WHAT IS EXPECTED »
The records below hold pictures; please leave those out and retype the rest exactly.

○ ○ ○ ○ ○ ○ ○

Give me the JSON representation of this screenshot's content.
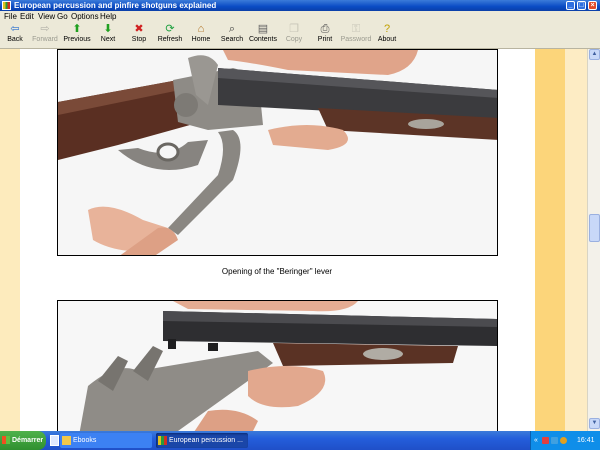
{
  "window": {
    "title": "European percussion and pinfire shotguns explained"
  },
  "menu": [
    "File",
    "Edit",
    "View",
    "Go",
    "Options",
    "Help"
  ],
  "toolbar": {
    "back": "Back",
    "forward": "Forward",
    "previous": "Previous",
    "next": "Next",
    "stop": "Stop",
    "refresh": "Refresh",
    "home": "Home",
    "search": "Search",
    "contents": "Contents",
    "copy": "Copy",
    "print": "Print",
    "password": "Password",
    "about": "About"
  },
  "content": {
    "caption": "Opening of the \"Beringer\" lever"
  },
  "taskbar": {
    "start": "Démarrer",
    "tasks": [
      "Ebooks",
      "European percussion ..."
    ],
    "clock": "16:41"
  }
}
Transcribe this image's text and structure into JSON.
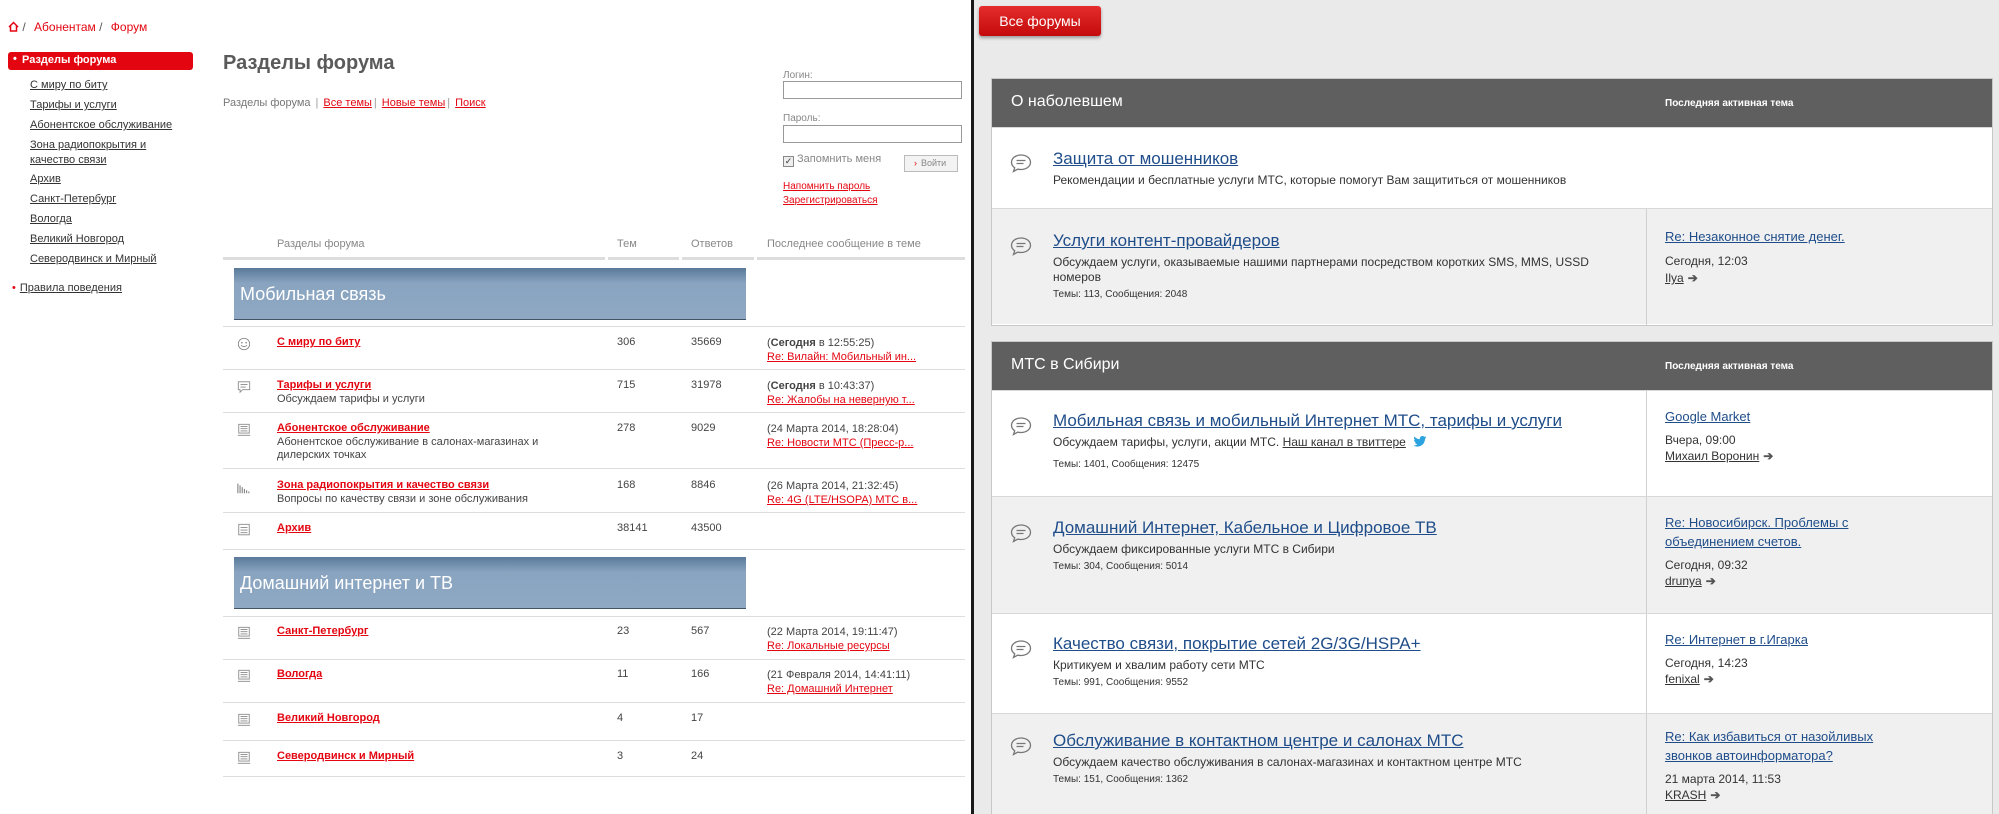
{
  "left": {
    "breadcrumb": [
      "Абонентам",
      "Форум"
    ],
    "sidebar": {
      "active": "Разделы форума",
      "items": [
        "С миру по биту",
        "Тарифы и услуги",
        "Абонентское обслуживание",
        "Зона радиопокрытия и",
        "качество связи",
        "Архив",
        "Санкт-Петербург",
        "Вологда",
        "Великий Новгород",
        "Северодвинск и Мирный"
      ],
      "rules": "Правила поведения"
    },
    "title": "Разделы форума",
    "tabs": {
      "current": "Разделы форума",
      "links": [
        "Все темы",
        "Новые темы",
        "Поиск"
      ]
    },
    "login": {
      "login_label": "Логин:",
      "password_label": "Пароль:",
      "remember": "Запомнить меня",
      "enter": "Войти",
      "remind": "Напомнить пароль",
      "register": "Зарегистрироваться"
    },
    "columns": [
      "Разделы форума",
      "Тем",
      "Ответов",
      "Последнее сообщение в теме"
    ],
    "sections": [
      "Мобильная связь",
      "Домашний интернет и ТВ"
    ],
    "rows": [
      {
        "name": "С миру по биту",
        "desc": "",
        "topics": "306",
        "replies": "35669",
        "last_pre": "(",
        "last_bold": "Сегодня",
        "last_post": " в 12:55:25)",
        "last_link": "Re: Вилайн: Мобильный ин..."
      },
      {
        "name": "Тарифы и услуги",
        "desc": "Обсуждаем тарифы и услуги",
        "topics": "715",
        "replies": "31978",
        "last_pre": "(",
        "last_bold": "Сегодня",
        "last_post": " в 10:43:37)",
        "last_link": "Re: Жалобы на неверную т..."
      },
      {
        "name": "Абонентское обслуживание",
        "desc": "Абонентское обслуживание в салонах-магазинах и дилерских точках",
        "topics": "278",
        "replies": "9029",
        "last_pre": "(24 Марта 2014, 18:28:04)",
        "last_bold": "",
        "last_post": "",
        "last_link": "Re: Новости МТС (Пресс-р..."
      },
      {
        "name": "Зона радиопокрытия и качество связи",
        "desc": "Вопросы по качеству связи и зоне обслуживания",
        "topics": "168",
        "replies": "8846",
        "last_pre": "(26 Марта 2014, 21:32:45)",
        "last_bold": "",
        "last_post": "",
        "last_link": "Re: 4G (LTE/HSOPA) МТС в..."
      },
      {
        "name": "Архив",
        "desc": "",
        "topics": "38141",
        "replies": "43500",
        "last_pre": "",
        "last_bold": "",
        "last_post": "",
        "last_link": ""
      },
      {
        "name": "Санкт-Петербург",
        "desc": "",
        "topics": "23",
        "replies": "567",
        "last_pre": "(22 Марта 2014, 19:11:47)",
        "last_bold": "",
        "last_post": "",
        "last_link": "Re: Локальные ресурсы"
      },
      {
        "name": "Вологда",
        "desc": "",
        "topics": "11",
        "replies": "166",
        "last_pre": "(21 Февраля 2014, 14:41:11)",
        "last_bold": "",
        "last_post": "",
        "last_link": "Re: Домашний Интернет"
      },
      {
        "name": "Великий Новгород",
        "desc": "",
        "topics": "4",
        "replies": "17",
        "last_pre": "",
        "last_bold": "",
        "last_post": "",
        "last_link": ""
      },
      {
        "name": "Северодвинск и Мирный",
        "desc": "",
        "topics": "3",
        "replies": "24",
        "last_pre": "",
        "last_bold": "",
        "last_post": "",
        "last_link": ""
      }
    ]
  },
  "right": {
    "all_forums": "Все форумы",
    "groups": [
      {
        "title": "О наболевшем",
        "last_header": "Последняя активная тема",
        "forums": [
          {
            "title": "Защита от мошенников",
            "desc": "Рекомендации и бесплатные услуги МТС, которые помогут Вам защититься от мошенников",
            "desc2": "",
            "link": "",
            "stats": "",
            "last_title": "",
            "last_title2": "",
            "last_time": "",
            "last_user": ""
          },
          {
            "title": "Услуги контент-провайдеров",
            "desc": "Обсуждаем услуги, оказываемые нашими партнерами посредством коротких SMS, MMS, USSD",
            "desc2": "номеров",
            "link": "",
            "stats": "Темы: 113,   Сообщения: 2048",
            "last_title": "Re: Незаконное снятие денег.",
            "last_title2": "",
            "last_time": "Сегодня, 12:03",
            "last_user": "Ilya"
          }
        ]
      },
      {
        "title": "МТС в Сибири",
        "last_header": "Последняя активная тема",
        "forums": [
          {
            "title": "Мобильная связь и мобильный Интернет МТС, тарифы и услуги",
            "desc": "Обсуждаем тарифы, услуги, акции МТС. ",
            "desc2": "",
            "link": "Наш канал в твиттере",
            "stats": "Темы: 1401,   Сообщения: 12475",
            "last_title": "Google Market",
            "last_title2": "",
            "last_time": "Вчера, 09:00",
            "last_user": "Михаил Воронин"
          },
          {
            "title": "Домашний Интернет, Кабельное и Цифровое ТВ",
            "desc": "Обсуждаем фиксированные услуги МТС в Сибири",
            "desc2": "",
            "link": "",
            "stats": "Темы: 304,   Сообщения: 5014",
            "last_title": "Re: Новосибирск. Проблемы с",
            "last_title2": "объединением счетов.",
            "last_time": "Сегодня, 09:32",
            "last_user": "drunya"
          },
          {
            "title": "Качество связи, покрытие сетей 2G/3G/HSPA+",
            "desc": "Критикуем и хвалим работу сети МТС",
            "desc2": "",
            "link": "",
            "stats": "Темы: 991,   Сообщения: 9552",
            "last_title": "Re: Интернет в г.Игарка",
            "last_title2": "",
            "last_time": "Сегодня, 14:23",
            "last_user": "fenixal"
          },
          {
            "title": "Обслуживание в контактном центре и салонах МТС",
            "desc": "Обсуждаем качество обслуживания в салонах-магазинах и контактном центре МТС",
            "desc2": "",
            "link": "",
            "stats": "Темы: 151,   Сообщения: 1362",
            "last_title": "Re: Как избавиться от назойливых",
            "last_title2": "звонков автоинформатора?",
            "last_time": "21 марта 2014, 11:53",
            "last_user": "KRASH"
          }
        ]
      }
    ]
  }
}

○ ○ ○ ○ ○ ○ ○

FINISHED EXERCISE »
Give me the JSON representation of this screenshot's content.
{
  "window": {
    "title": "European percussion and pinfire shotguns explained"
  },
  "menu": [
    "File",
    "Edit",
    "View",
    "Go",
    "Options",
    "Help"
  ],
  "toolbar": {
    "back": "Back",
    "forward": "Forward",
    "previous": "Previous",
    "next": "Next",
    "stop": "Stop",
    "refresh": "Refresh",
    "home": "Home",
    "search": "Search",
    "contents": "Contents",
    "copy": "Copy",
    "print": "Print",
    "password": "Password",
    "about": "About"
  },
  "content": {
    "caption": "Opening of the \"Beringer\" lever"
  },
  "taskbar": {
    "start": "Démarrer",
    "tasks": [
      "Ebooks",
      "European percussion ..."
    ],
    "clock": "16:41"
  }
}
Transcribe this image's text and structure into JSON.
{
  "left": {
    "breadcrumb": [
      "Абонентам",
      "Форум"
    ],
    "sidebar": {
      "active": "Разделы форума",
      "items": [
        "С миру по биту",
        "Тарифы и услуги",
        "Абонентское обслуживание",
        "Зона радиопокрытия и",
        "качество связи",
        "Архив",
        "Санкт-Петербург",
        "Вологда",
        "Великий Новгород",
        "Северодвинск и Мирный"
      ],
      "rules": "Правила поведения"
    },
    "title": "Разделы форума",
    "tabs": {
      "current": "Разделы форума",
      "links": [
        "Все темы",
        "Новые темы",
        "Поиск"
      ]
    },
    "login": {
      "login_label": "Логин:",
      "password_label": "Пароль:",
      "remember": "Запомнить меня",
      "enter": "Войти",
      "remind": "Напомнить пароль",
      "register": "Зарегистрироваться"
    },
    "columns": [
      "Разделы форума",
      "Тем",
      "Ответов",
      "Последнее сообщение в теме"
    ],
    "sections": [
      "Мобильная связь",
      "Домашний интернет и ТВ"
    ],
    "rows": [
      {
        "name": "С миру по биту",
        "desc": "",
        "topics": "306",
        "replies": "35669",
        "last_pre": "(",
        "last_bold": "Сегодня",
        "last_post": " в 12:55:25)",
        "last_link": "Re: Вилайн: Мобильный ин..."
      },
      {
        "name": "Тарифы и услуги",
        "desc": "Обсуждаем тарифы и услуги",
        "topics": "715",
        "replies": "31978",
        "last_pre": "(",
        "last_bold": "Сегодня",
        "last_post": " в 10:43:37)",
        "last_link": "Re: Жалобы на неверную т..."
      },
      {
        "name": "Абонентское обслуживание",
        "desc": "Абонентское обслуживание в салонах-магазинах и дилерских точках",
        "topics": "278",
        "replies": "9029",
        "last_pre": "(24 Марта 2014, 18:28:04)",
        "last_bold": "",
        "last_post": "",
        "last_link": "Re: Новости МТС (Пресс-р..."
      },
      {
        "name": "Зона радиопокрытия и качество связи",
        "desc": "Вопросы по качеству связи и зоне обслуживания",
        "topics": "168",
        "replies": "8846",
        "last_pre": "(26 Марта 2014, 21:32:45)",
        "last_bold": "",
        "last_post": "",
        "last_link": "Re: 4G (LTE/HSOPA) МТС в..."
      },
      {
        "name": "Архив",
        "desc": "",
        "topics": "38141",
        "replies": "43500",
        "last_pre": "",
        "last_bold": "",
        "last_post": "",
        "last_link": ""
      },
      {
        "name": "Санкт-Петербург",
        "desc": "",
        "topics": "23",
        "replies": "567",
        "last_pre": "(22 Марта 2014, 19:11:47)",
        "last_bold": "",
        "last_post": "",
        "last_link": "Re: Локальные ресурсы"
      },
      {
        "name": "Вологда",
        "desc": "",
        "topics": "11",
        "replies": "166",
        "last_pre": "(21 Февраля 2014, 14:41:11)",
        "last_bold": "",
        "last_post": "",
        "last_link": "Re: Домашний Интернет"
      },
      {
        "name": "Великий Новгород",
        "desc": "",
        "topics": "4",
        "replies": "17",
        "last_pre": "",
        "last_bold": "",
        "last_post": "",
        "last_link": ""
      },
      {
        "name": "Северодвинск и Мирный",
        "desc": "",
        "topics": "3",
        "replies": "24",
        "last_pre": "",
        "last_bold": "",
        "last_post": "",
        "last_link": ""
      }
    ]
  },
  "right": {
    "all_forums": "Все форумы",
    "groups": [
      {
        "title": "О наболевшем",
        "last_header": "Последняя активная тема",
        "forums": [
          {
            "title": "Защита от мошенников",
            "desc": "Рекомендации и бесплатные услуги МТС, которые помогут Вам защититься от мошенников",
            "desc2": "",
            "link": "",
            "stats": "",
            "last_title": "",
            "last_title2": "",
            "last_time": "",
            "last_user": ""
          },
          {
            "title": "Услуги контент-провайдеров",
            "desc": "Обсуждаем услуги, оказываемые нашими партнерами посредством коротких SMS, MMS, USSD",
            "desc2": "номеров",
            "link": "",
            "stats": "Темы: 113,   Сообщения: 2048",
            "last_title": "Re: Незаконное снятие денег.",
            "last_title2": "",
            "last_time": "Сегодня, 12:03",
            "last_user": "Ilya"
          }
        ]
      },
      {
        "title": "МТС в Сибири",
        "last_header": "Последняя активная тема",
        "forums": [
          {
            "title": "Мобильная связь и мобильный Интернет МТС, тарифы и услуги",
            "desc": "Обсуждаем тарифы, услуги, акции МТС. ",
            "desc2": "",
            "link": "Наш канал в твиттере",
            "stats": "Темы: 1401,   Сообщения: 12475",
            "last_title": "Google Market",
            "last_title2": "",
            "last_time": "Вчера, 09:00",
            "last_user": "Михаил Воронин"
          },
          {
            "title": "Домашний Интернет, Кабельное и Цифровое ТВ",
            "desc": "Обсуждаем фиксированные услуги МТС в Сибири",
            "desc2": "",
            "link": "",
            "stats": "Темы: 304,   Сообщения: 5014",
            "last_title": "Re: Новосибирск. Проблемы с",
            "last_title2": "объединением счетов.",
            "last_time": "Сегодня, 09:32",
            "last_user": "drunya"
          },
          {
            "title": "Качество связи, покрытие сетей 2G/3G/HSPA+",
            "desc": "Критикуем и хвалим работу сети МТС",
            "desc2": "",
            "link": "",
            "stats": "Темы: 991,   Сообщения: 9552",
            "last_title": "Re: Интернет в г.Игарка",
            "last_title2": "",
            "last_time": "Сегодня, 14:23",
            "last_user": "fenixal"
          },
          {
            "title": "Обслуживание в контактном центре и салонах МТС",
            "desc": "Обсуждаем качество обслуживания в салонах-магазинах и контактном центре МТС",
            "desc2": "",
            "link": "",
            "stats": "Темы: 151,   Сообщения: 1362",
            "last_title": "Re: Как избавиться от назойливых",
            "last_title2": "звонков автоинформатора?",
            "last_time": "21 марта 2014, 11:53",
            "last_user": "KRASH"
          }
        ]
      }
    ]
  }
}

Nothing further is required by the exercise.